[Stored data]
★ ★ ★ ★ ★

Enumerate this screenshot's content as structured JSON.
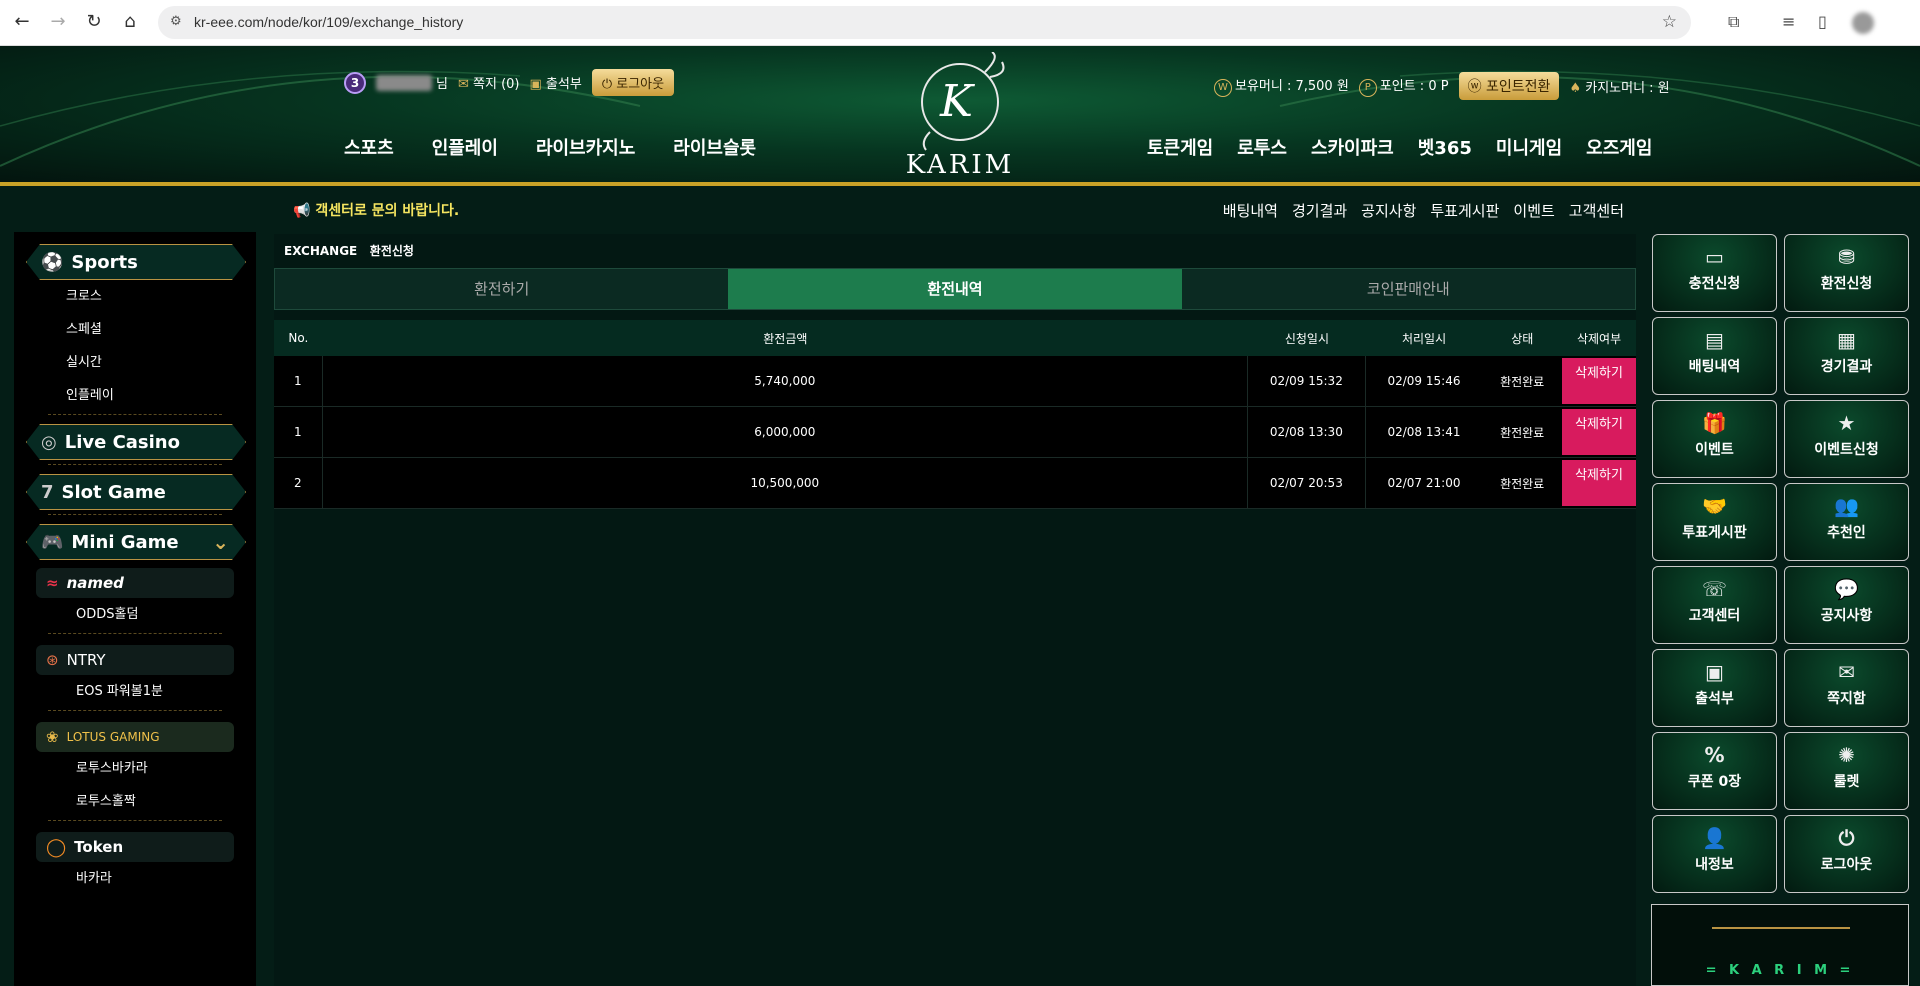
{
  "browser": {
    "url": "kr-eee.com/node/kor/109/exchange_history"
  },
  "header": {
    "level": "3",
    "user_suffix": "님",
    "memo_link": "쪽지 (0)",
    "attendance_link": "출석부",
    "logout_label": "로그아웃",
    "money_label": "보유머니 : 7,500 원",
    "point_label": "포인트 : 0 P",
    "point_convert_label": "포인트전환",
    "casino_money_label": "카지노머니 : 원",
    "logo_text": "KARIM",
    "logo_letter": "K",
    "nav_left": [
      "스포츠",
      "인플레이",
      "라이브카지노",
      "라이브슬롯"
    ],
    "nav_right": [
      "토큰게임",
      "로투스",
      "스카이파크",
      "벳365",
      "미니게임",
      "오즈게임"
    ]
  },
  "subnav": {
    "notice": "객센터로 문의 바랍니다.",
    "links": [
      "배팅내역",
      "경기결과",
      "공지사항",
      "투표게시판",
      "이벤트",
      "고객센터"
    ]
  },
  "sidebar": {
    "sports": {
      "label": "Sports",
      "items": [
        "크로스",
        "스페셜",
        "실시간",
        "인플레이"
      ]
    },
    "live_casino": {
      "label": "Live Casino"
    },
    "slot_game": {
      "label": "Slot Game"
    },
    "mini_game": {
      "label": "Mini Game"
    },
    "named": {
      "label": "named",
      "items": [
        "ODDS홀덤"
      ]
    },
    "ntry": {
      "label": "NTRY",
      "items": [
        "EOS 파워볼1분"
      ]
    },
    "lotus": {
      "label": "LOTUS GAMING",
      "items": [
        "로투스바카라",
        "로투스홀짝"
      ]
    },
    "token": {
      "label": "Token",
      "items": [
        "바카라"
      ]
    }
  },
  "main": {
    "breadcrumb_section": "EXCHANGE",
    "breadcrumb_page": "환전신청",
    "tabs": [
      {
        "label": "환전하기",
        "active": false
      },
      {
        "label": "환전내역",
        "active": true
      },
      {
        "label": "코인판매안내",
        "active": false
      }
    ],
    "table": {
      "headers": [
        "No.",
        "환전금액",
        "신청일시",
        "처리일시",
        "상태",
        "삭제여부"
      ],
      "rows": [
        {
          "no": "1",
          "amount": "5,740,000",
          "requested": "02/09 15:32",
          "processed": "02/09 15:46",
          "status": "환전완료",
          "delete_label": "삭제하기"
        },
        {
          "no": "1",
          "amount": "6,000,000",
          "requested": "02/08 13:30",
          "processed": "02/08 13:41",
          "status": "환전완료",
          "delete_label": "삭제하기"
        },
        {
          "no": "2",
          "amount": "10,500,000",
          "requested": "02/07 20:53",
          "processed": "02/07 21:00",
          "status": "환전완료",
          "delete_label": "삭제하기"
        }
      ]
    }
  },
  "quick_menu": [
    {
      "label": "충전신청",
      "icon": "wallet-icon"
    },
    {
      "label": "환전신청",
      "icon": "coins-icon"
    },
    {
      "label": "배팅내역",
      "icon": "slip-icon"
    },
    {
      "label": "경기결과",
      "icon": "scoreboard-icon"
    },
    {
      "label": "이벤트",
      "icon": "gift-icon"
    },
    {
      "label": "이벤트신청",
      "icon": "star-icon"
    },
    {
      "label": "투표게시판",
      "icon": "handshake-icon"
    },
    {
      "label": "추천인",
      "icon": "users-icon"
    },
    {
      "label": "고객센터",
      "icon": "phone-icon"
    },
    {
      "label": "공지사항",
      "icon": "chat-icon"
    },
    {
      "label": "출석부",
      "icon": "calendar-icon"
    },
    {
      "label": "쪽지함",
      "icon": "mail-icon"
    },
    {
      "label": "쿠폰 0장",
      "icon": "coupon-icon"
    },
    {
      "label": "룰렛",
      "icon": "roulette-icon"
    },
    {
      "label": "내정보",
      "icon": "user-icon"
    },
    {
      "label": "로그아웃",
      "icon": "power-icon"
    }
  ],
  "banner": {
    "text": "= K A R I M ="
  },
  "colors": {
    "accent_gold": "#c9a227",
    "active_tab": "#1d7c4d",
    "delete_button": "#d81b5e",
    "notice": "#f5e560"
  }
}
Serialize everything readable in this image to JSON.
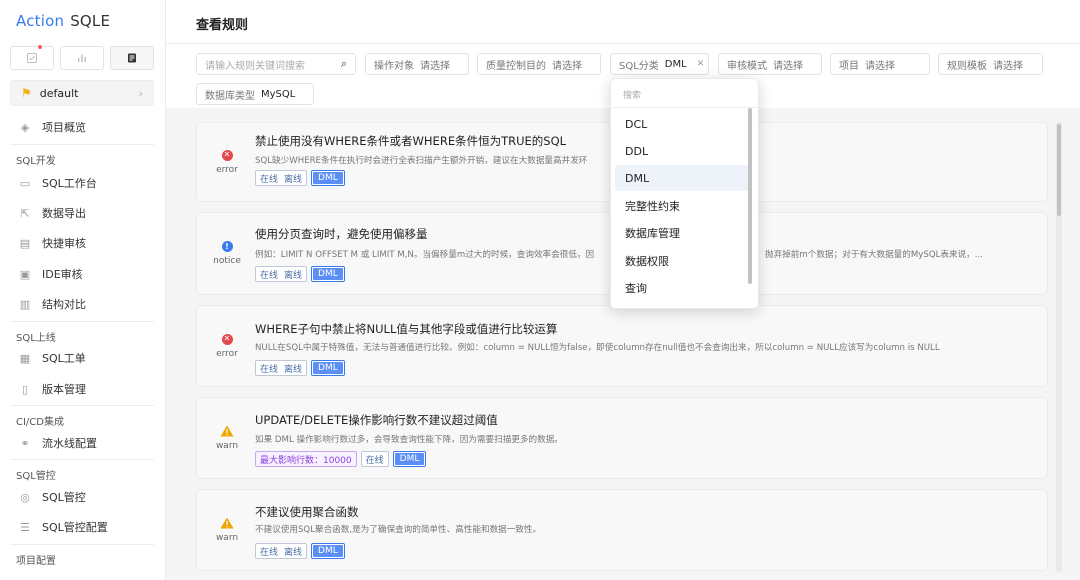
{
  "app": {
    "brand": "Action",
    "name": "SQLE"
  },
  "sidebar": {
    "project": "default",
    "overview": "项目概览",
    "groups": [
      {
        "title": "SQL开发",
        "items": [
          "SQL工作台",
          "数据导出",
          "快捷审核",
          "IDE审核",
          "结构对比"
        ]
      },
      {
        "title": "SQL上线",
        "items": [
          "SQL工单",
          "版本管理"
        ]
      },
      {
        "title": "CI/CD集成",
        "items": [
          "流水线配置"
        ]
      },
      {
        "title": "SQL管控",
        "items": [
          "SQL管控",
          "SQL管控配置"
        ]
      },
      {
        "title": "项目配置",
        "items": []
      }
    ]
  },
  "page": {
    "title": "查看规则"
  },
  "filters": {
    "search_placeholder": "请输入规则关键词搜索",
    "op_object": {
      "label": "操作对象",
      "placeholder": "请选择"
    },
    "quality": {
      "label": "质量控制目的",
      "placeholder": "请选择"
    },
    "sql_type": {
      "label": "SQL分类",
      "value": "DML"
    },
    "audit_mode": {
      "label": "审核模式",
      "placeholder": "请选择"
    },
    "project": {
      "label": "项目",
      "placeholder": "请选择"
    },
    "template": {
      "label": "规则模板",
      "placeholder": "请选择"
    },
    "db_type": {
      "label": "数据库类型",
      "value": "MySQL"
    }
  },
  "dropdown": {
    "search_placeholder": "搜索",
    "options": [
      "DCL",
      "DDL",
      "DML",
      "完整性约束",
      "数据库管理",
      "数据权限",
      "查询"
    ],
    "selected": "DML"
  },
  "rules": [
    {
      "level": "error",
      "title": "禁止使用没有WHERE条件或者WHERE条件恒为TRUE的SQL",
      "desc": "SQL缺少WHERE条件在执行时会进行全表扫描产生额外开销，建议在大数据量高并发环",
      "extra": "",
      "env": [
        "在线",
        "离线"
      ],
      "tag": "DML"
    },
    {
      "level": "notice",
      "title": "使用分页查询时，避免使用偏移量",
      "desc": "例如：LIMIT N OFFSET M 或 LIMIT M,N。当偏移量m过大的时候，查询效率会很低，因",
      "desc2": "抛弃掉前m个数据；对于有大数据量的MySQL表来说，...",
      "extra": "",
      "env": [
        "在线",
        "离线"
      ],
      "tag": "DML"
    },
    {
      "level": "error",
      "title": "WHERE子句中禁止将NULL值与其他字段或值进行比较运算",
      "desc": "NULL在SQL中属于特殊值，无法与普通值进行比较。例如：column = NULL恒为false，即使column存在null值也不会查询出来，所以column = NULL应该写为column is NULL",
      "extra": "",
      "env": [
        "在线",
        "离线"
      ],
      "tag": "DML"
    },
    {
      "level": "warn",
      "title": "UPDATE/DELETE操作影响行数不建议超过阈值",
      "desc": "如果 DML 操作影响行数过多，会导致查询性能下降，因为需要扫描更多的数据。",
      "extra": "最大影响行数：10000",
      "env": [
        "在线"
      ],
      "tag": "DML"
    },
    {
      "level": "warn",
      "title": "不建议使用聚合函数",
      "desc": "不建议使用SQL聚合函数,是为了确保查询的简单性、高性能和数据一致性。",
      "extra": "",
      "env": [
        "在线",
        "离线"
      ],
      "tag": "DML"
    }
  ],
  "colors": {
    "accent": "#3a7af0",
    "error": "#e5484d",
    "warn": "#f0a500",
    "purple": "#8b3fe0"
  }
}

★ ★ ★ ★ ★

To be done:
Extract lines where the string "amount" occurs.

Answer below:
          "amount": "5,740,000",
          "amount": "6,000,000",
          "amount": "10,500,000",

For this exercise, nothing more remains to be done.